((
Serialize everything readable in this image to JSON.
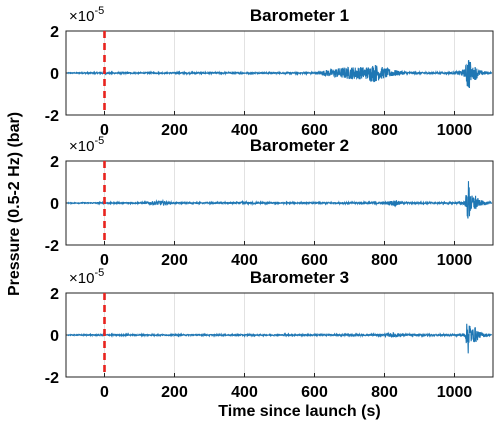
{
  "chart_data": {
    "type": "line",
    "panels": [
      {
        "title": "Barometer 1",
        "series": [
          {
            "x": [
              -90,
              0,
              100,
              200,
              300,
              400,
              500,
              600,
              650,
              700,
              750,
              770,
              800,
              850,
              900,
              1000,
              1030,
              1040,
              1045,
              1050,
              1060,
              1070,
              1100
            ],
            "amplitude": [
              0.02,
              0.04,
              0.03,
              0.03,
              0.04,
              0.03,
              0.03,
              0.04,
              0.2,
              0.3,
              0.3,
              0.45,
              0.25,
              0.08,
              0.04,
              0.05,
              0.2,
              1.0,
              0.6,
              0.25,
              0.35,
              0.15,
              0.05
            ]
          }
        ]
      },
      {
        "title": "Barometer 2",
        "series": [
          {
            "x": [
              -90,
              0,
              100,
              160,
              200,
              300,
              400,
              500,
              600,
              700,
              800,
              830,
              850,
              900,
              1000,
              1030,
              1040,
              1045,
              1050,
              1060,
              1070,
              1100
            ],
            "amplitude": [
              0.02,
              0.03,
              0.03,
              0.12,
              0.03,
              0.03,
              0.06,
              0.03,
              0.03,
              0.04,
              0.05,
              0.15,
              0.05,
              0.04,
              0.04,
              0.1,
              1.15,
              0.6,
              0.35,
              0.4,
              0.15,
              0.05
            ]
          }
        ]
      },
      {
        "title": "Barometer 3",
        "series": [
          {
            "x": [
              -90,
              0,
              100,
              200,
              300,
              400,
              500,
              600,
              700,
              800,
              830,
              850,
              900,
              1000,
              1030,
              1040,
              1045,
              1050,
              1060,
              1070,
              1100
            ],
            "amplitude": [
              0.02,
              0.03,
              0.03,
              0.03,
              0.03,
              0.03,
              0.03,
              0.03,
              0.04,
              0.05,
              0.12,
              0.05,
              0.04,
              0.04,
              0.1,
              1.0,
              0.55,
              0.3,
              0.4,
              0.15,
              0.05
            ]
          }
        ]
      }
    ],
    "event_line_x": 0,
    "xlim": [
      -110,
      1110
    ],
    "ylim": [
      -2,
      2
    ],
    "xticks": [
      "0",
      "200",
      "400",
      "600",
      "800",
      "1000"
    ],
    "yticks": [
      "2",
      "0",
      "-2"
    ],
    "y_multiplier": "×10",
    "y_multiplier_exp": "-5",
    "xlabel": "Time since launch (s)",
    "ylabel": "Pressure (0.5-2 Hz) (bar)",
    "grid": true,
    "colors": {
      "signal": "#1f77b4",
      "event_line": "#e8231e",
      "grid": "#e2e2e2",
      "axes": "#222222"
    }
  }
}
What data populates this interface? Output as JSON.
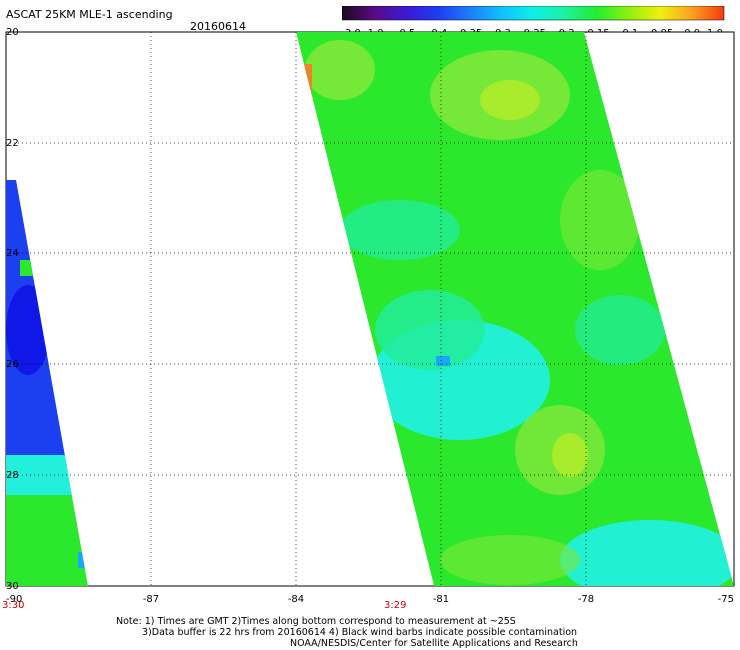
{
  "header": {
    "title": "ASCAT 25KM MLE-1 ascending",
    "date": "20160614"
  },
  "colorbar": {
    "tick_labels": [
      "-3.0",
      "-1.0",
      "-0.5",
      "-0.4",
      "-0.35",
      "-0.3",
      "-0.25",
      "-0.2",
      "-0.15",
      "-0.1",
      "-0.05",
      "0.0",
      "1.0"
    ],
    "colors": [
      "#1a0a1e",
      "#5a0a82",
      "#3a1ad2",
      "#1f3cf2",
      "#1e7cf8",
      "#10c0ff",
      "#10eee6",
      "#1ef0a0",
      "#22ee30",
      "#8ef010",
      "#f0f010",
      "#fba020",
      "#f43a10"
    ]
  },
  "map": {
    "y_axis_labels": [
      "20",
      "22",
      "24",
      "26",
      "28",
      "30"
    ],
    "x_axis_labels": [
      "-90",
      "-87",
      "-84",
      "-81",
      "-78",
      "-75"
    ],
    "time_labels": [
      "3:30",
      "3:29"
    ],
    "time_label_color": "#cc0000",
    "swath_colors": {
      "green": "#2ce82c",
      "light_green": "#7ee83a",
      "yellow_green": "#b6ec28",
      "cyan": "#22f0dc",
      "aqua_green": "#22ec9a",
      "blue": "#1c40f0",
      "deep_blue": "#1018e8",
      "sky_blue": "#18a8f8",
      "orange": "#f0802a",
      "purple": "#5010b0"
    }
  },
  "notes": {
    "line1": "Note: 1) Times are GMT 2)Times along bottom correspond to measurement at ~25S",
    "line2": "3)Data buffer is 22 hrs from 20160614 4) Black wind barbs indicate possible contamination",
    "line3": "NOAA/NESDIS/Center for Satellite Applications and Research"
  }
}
))
Exercise instructions: Repeat the full listing above exactly, with no pictures in the copy.

Expected output:
Serialize everything readable in this image to JSON.
{
  "chart_data": {
    "type": "line",
    "panels": [
      {
        "title": "Barometer 1",
        "series": [
          {
            "x": [
              -90,
              0,
              100,
              200,
              300,
              400,
              500,
              600,
              650,
              700,
              750,
              770,
              800,
              850,
              900,
              1000,
              1030,
              1040,
              1045,
              1050,
              1060,
              1070,
              1100
            ],
            "amplitude": [
              0.02,
              0.04,
              0.03,
              0.03,
              0.04,
              0.03,
              0.03,
              0.04,
              0.2,
              0.3,
              0.3,
              0.45,
              0.25,
              0.08,
              0.04,
              0.05,
              0.2,
              1.0,
              0.6,
              0.25,
              0.35,
              0.15,
              0.05
            ]
          }
        ]
      },
      {
        "title": "Barometer 2",
        "series": [
          {
            "x": [
              -90,
              0,
              100,
              160,
              200,
              300,
              400,
              500,
              600,
              700,
              800,
              830,
              850,
              900,
              1000,
              1030,
              1040,
              1045,
              1050,
              1060,
              1070,
              1100
            ],
            "amplitude": [
              0.02,
              0.03,
              0.03,
              0.12,
              0.03,
              0.03,
              0.06,
              0.03,
              0.03,
              0.04,
              0.05,
              0.15,
              0.05,
              0.04,
              0.04,
              0.1,
              1.15,
              0.6,
              0.35,
              0.4,
              0.15,
              0.05
            ]
          }
        ]
      },
      {
        "title": "Barometer 3",
        "series": [
          {
            "x": [
              -90,
              0,
              100,
              200,
              300,
              400,
              500,
              600,
              700,
              800,
              830,
              850,
              900,
              1000,
              1030,
              1040,
              1045,
              1050,
              1060,
              1070,
              1100
            ],
            "amplitude": [
              0.02,
              0.03,
              0.03,
              0.03,
              0.03,
              0.03,
              0.03,
              0.03,
              0.04,
              0.05,
              0.12,
              0.05,
              0.04,
              0.04,
              0.1,
              1.0,
              0.55,
              0.3,
              0.4,
              0.15,
              0.05
            ]
          }
        ]
      }
    ],
    "event_line_x": 0,
    "xlim": [
      -110,
      1110
    ],
    "ylim": [
      -2,
      2
    ],
    "xticks": [
      "0",
      "200",
      "400",
      "600",
      "800",
      "1000"
    ],
    "yticks": [
      "2",
      "0",
      "-2"
    ],
    "y_multiplier": "×10",
    "y_multiplier_exp": "-5",
    "xlabel": "Time since launch (s)",
    "ylabel": "Pressure (0.5-2 Hz) (bar)",
    "grid": true,
    "colors": {
      "signal": "#1f77b4",
      "event_line": "#e8231e",
      "grid": "#e2e2e2",
      "axes": "#222222"
    }
  }
}
What data populates this interface? Output as JSON.
{
  "header": {
    "title": "ASCAT 25KM MLE-1 ascending",
    "date": "20160614"
  },
  "colorbar": {
    "tick_labels": [
      "-3.0",
      "-1.0",
      "-0.5",
      "-0.4",
      "-0.35",
      "-0.3",
      "-0.25",
      "-0.2",
      "-0.15",
      "-0.1",
      "-0.05",
      "0.0",
      "1.0"
    ],
    "colors": [
      "#1a0a1e",
      "#5a0a82",
      "#3a1ad2",
      "#1f3cf2",
      "#1e7cf8",
      "#10c0ff",
      "#10eee6",
      "#1ef0a0",
      "#22ee30",
      "#8ef010",
      "#f0f010",
      "#fba020",
      "#f43a10"
    ]
  },
  "map": {
    "y_axis_labels": [
      "20",
      "22",
      "24",
      "26",
      "28",
      "30"
    ],
    "x_axis_labels": [
      "-90",
      "-87",
      "-84",
      "-81",
      "-78",
      "-75"
    ],
    "time_labels": [
      "3:30",
      "3:29"
    ],
    "time_label_color": "#cc0000",
    "swath_colors": {
      "green": "#2ce82c",
      "light_green": "#7ee83a",
      "yellow_green": "#b6ec28",
      "cyan": "#22f0dc",
      "aqua_green": "#22ec9a",
      "blue": "#1c40f0",
      "deep_blue": "#1018e8",
      "sky_blue": "#18a8f8",
      "orange": "#f0802a",
      "purple": "#5010b0"
    }
  },
  "notes": {
    "line1": "Note: 1) Times are GMT 2)Times along bottom correspond to measurement at ~25S",
    "line2": "3)Data buffer is 22 hrs from 20160614 4) Black wind barbs indicate possible contamination",
    "line3": "NOAA/NESDIS/Center for Satellite Applications and Research"
  }
}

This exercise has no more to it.